# [SET PROBLEM]
Each line in the entries below that holds the string "nType" is to be listed.

Data entries:
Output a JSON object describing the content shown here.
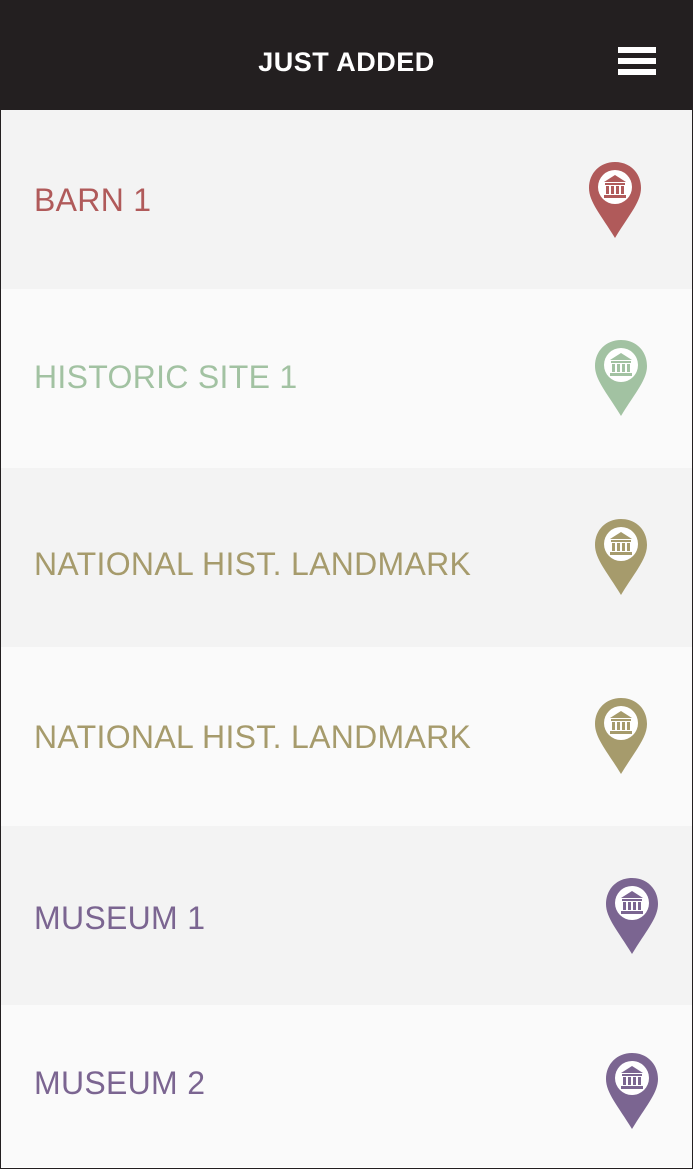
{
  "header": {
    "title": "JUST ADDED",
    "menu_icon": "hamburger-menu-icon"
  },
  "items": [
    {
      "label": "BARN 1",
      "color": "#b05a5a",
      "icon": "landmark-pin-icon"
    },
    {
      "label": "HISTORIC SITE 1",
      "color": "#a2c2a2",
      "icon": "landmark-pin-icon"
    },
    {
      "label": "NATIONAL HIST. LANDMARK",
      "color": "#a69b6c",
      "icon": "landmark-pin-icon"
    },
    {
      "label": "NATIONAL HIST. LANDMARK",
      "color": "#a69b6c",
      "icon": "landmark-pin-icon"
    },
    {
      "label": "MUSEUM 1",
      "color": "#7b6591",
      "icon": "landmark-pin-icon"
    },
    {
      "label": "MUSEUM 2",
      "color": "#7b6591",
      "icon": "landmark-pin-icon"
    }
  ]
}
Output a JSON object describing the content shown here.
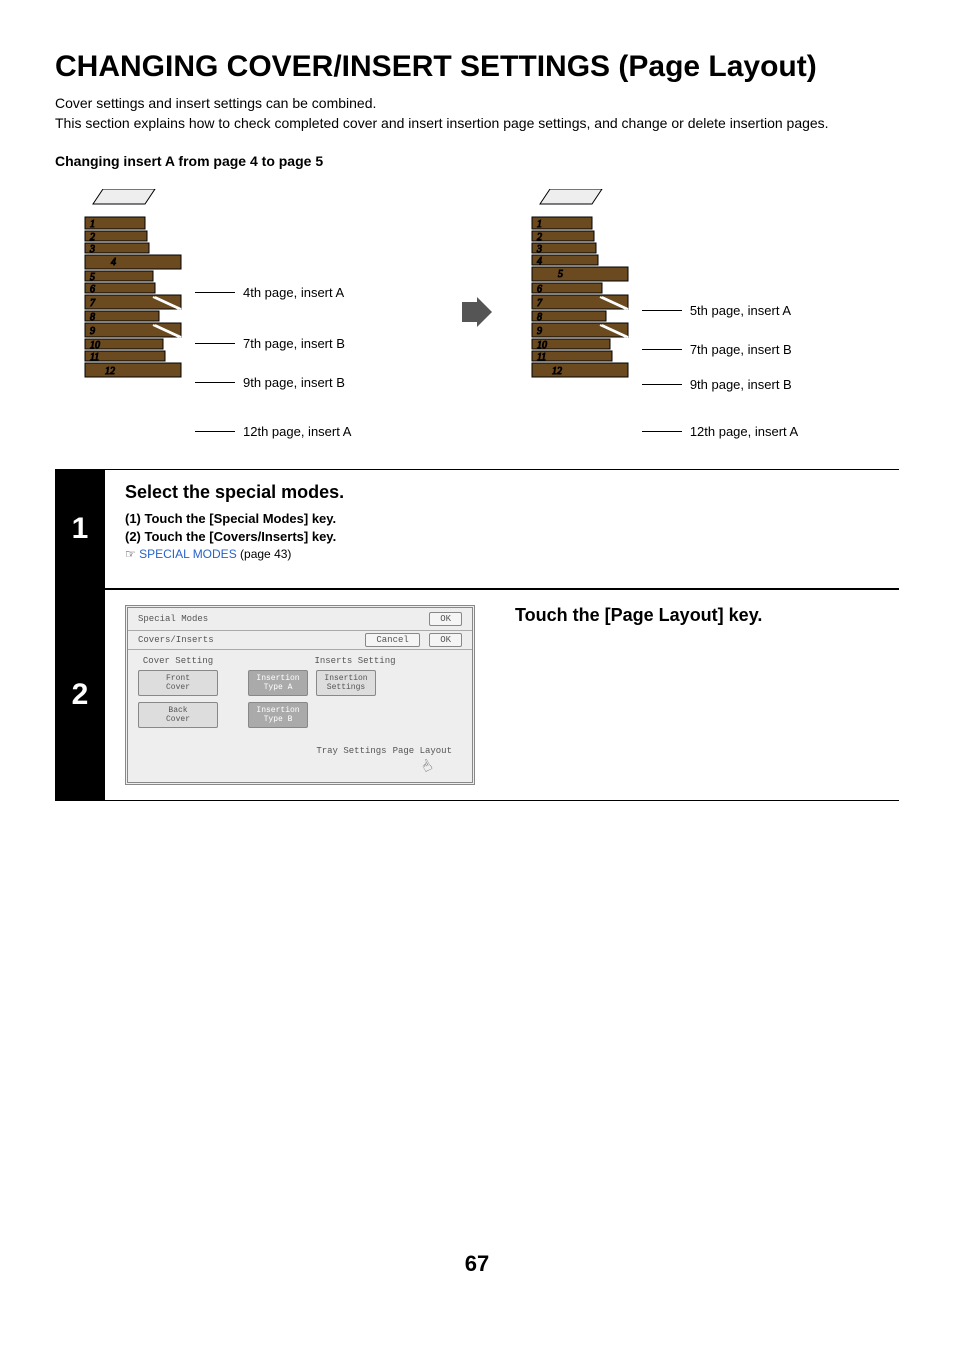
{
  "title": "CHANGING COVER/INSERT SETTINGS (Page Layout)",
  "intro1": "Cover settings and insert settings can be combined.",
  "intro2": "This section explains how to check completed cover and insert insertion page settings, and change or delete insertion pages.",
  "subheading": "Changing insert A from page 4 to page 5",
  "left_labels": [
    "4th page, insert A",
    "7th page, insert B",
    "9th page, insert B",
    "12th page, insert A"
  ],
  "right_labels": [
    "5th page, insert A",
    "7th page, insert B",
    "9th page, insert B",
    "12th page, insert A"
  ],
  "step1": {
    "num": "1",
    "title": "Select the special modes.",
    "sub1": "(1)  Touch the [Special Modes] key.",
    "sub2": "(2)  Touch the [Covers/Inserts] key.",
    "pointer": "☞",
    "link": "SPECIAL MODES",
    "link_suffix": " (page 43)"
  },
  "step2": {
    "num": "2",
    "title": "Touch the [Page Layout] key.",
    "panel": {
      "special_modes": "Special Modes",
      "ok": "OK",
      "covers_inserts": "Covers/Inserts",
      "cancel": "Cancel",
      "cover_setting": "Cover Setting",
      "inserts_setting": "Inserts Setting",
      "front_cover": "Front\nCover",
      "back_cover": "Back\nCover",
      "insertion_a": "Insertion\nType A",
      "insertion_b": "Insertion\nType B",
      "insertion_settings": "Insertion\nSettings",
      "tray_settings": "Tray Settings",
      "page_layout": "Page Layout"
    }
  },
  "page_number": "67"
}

---

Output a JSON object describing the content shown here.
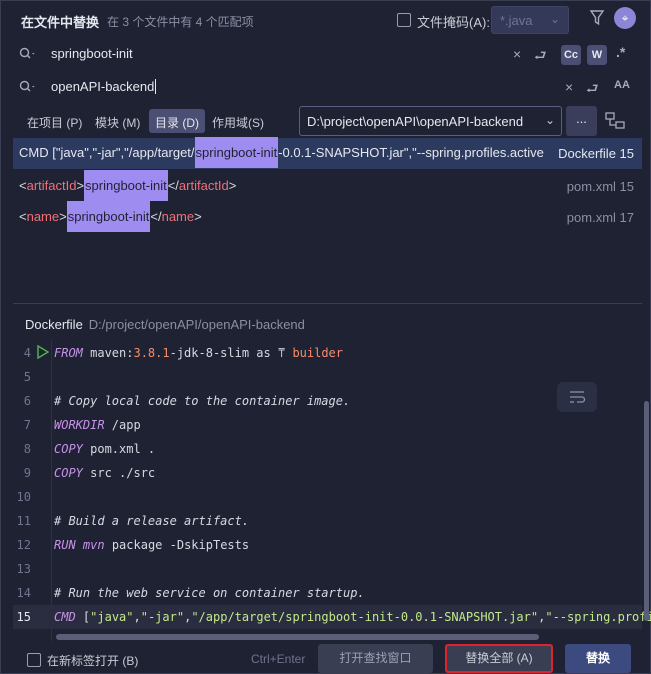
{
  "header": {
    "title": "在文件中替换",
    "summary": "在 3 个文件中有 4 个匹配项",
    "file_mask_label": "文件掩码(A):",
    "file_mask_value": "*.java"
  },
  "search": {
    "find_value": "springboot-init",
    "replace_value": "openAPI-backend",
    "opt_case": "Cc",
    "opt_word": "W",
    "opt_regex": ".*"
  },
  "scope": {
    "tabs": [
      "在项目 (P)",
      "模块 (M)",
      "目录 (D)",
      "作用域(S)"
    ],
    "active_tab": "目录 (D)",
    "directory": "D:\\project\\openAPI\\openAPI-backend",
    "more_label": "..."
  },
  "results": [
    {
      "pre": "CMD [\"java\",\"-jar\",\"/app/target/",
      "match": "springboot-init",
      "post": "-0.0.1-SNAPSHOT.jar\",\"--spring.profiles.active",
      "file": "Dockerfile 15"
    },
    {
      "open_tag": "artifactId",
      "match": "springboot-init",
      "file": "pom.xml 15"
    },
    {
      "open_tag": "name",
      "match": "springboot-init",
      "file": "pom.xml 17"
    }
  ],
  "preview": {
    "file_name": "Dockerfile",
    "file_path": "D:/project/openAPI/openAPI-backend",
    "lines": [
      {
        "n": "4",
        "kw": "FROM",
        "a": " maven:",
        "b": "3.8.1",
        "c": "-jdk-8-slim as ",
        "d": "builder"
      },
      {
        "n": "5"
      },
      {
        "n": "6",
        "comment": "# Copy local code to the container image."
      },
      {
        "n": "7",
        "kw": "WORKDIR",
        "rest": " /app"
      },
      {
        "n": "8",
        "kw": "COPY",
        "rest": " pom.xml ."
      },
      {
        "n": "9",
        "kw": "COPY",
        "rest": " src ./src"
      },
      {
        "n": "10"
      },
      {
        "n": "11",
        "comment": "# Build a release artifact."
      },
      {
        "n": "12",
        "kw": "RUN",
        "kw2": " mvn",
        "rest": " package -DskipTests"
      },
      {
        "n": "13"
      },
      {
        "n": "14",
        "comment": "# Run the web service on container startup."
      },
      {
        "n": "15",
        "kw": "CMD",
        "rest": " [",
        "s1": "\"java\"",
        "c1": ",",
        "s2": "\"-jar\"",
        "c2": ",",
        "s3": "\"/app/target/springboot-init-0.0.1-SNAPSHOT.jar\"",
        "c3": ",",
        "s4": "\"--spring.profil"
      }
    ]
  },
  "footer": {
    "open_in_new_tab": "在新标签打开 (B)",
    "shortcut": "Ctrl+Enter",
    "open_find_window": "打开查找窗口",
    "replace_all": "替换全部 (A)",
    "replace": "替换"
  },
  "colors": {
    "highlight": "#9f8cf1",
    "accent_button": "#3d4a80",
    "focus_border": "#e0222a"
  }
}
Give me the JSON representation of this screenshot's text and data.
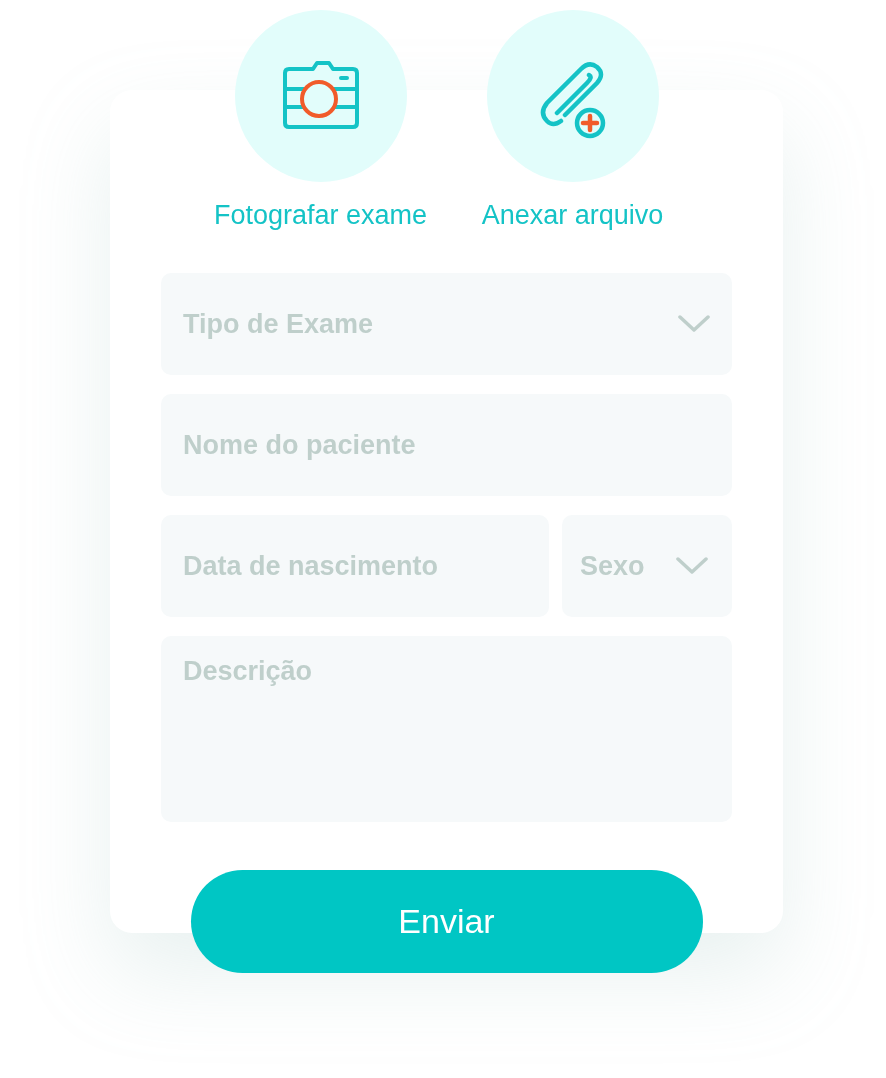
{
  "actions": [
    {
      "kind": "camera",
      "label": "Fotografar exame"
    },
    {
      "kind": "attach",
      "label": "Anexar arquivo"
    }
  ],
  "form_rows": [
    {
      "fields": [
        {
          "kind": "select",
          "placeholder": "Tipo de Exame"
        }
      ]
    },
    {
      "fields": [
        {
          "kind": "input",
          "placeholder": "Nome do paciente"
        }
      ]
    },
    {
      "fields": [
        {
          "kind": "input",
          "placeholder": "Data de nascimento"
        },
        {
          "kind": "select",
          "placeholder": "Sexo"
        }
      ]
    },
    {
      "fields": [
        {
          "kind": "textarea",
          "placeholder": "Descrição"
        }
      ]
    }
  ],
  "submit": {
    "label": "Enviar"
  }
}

# [REPLY TO THE TASK]
      "insertion_a": "Insertion\nType A",
      "insertion_b": "Insertion\nType B",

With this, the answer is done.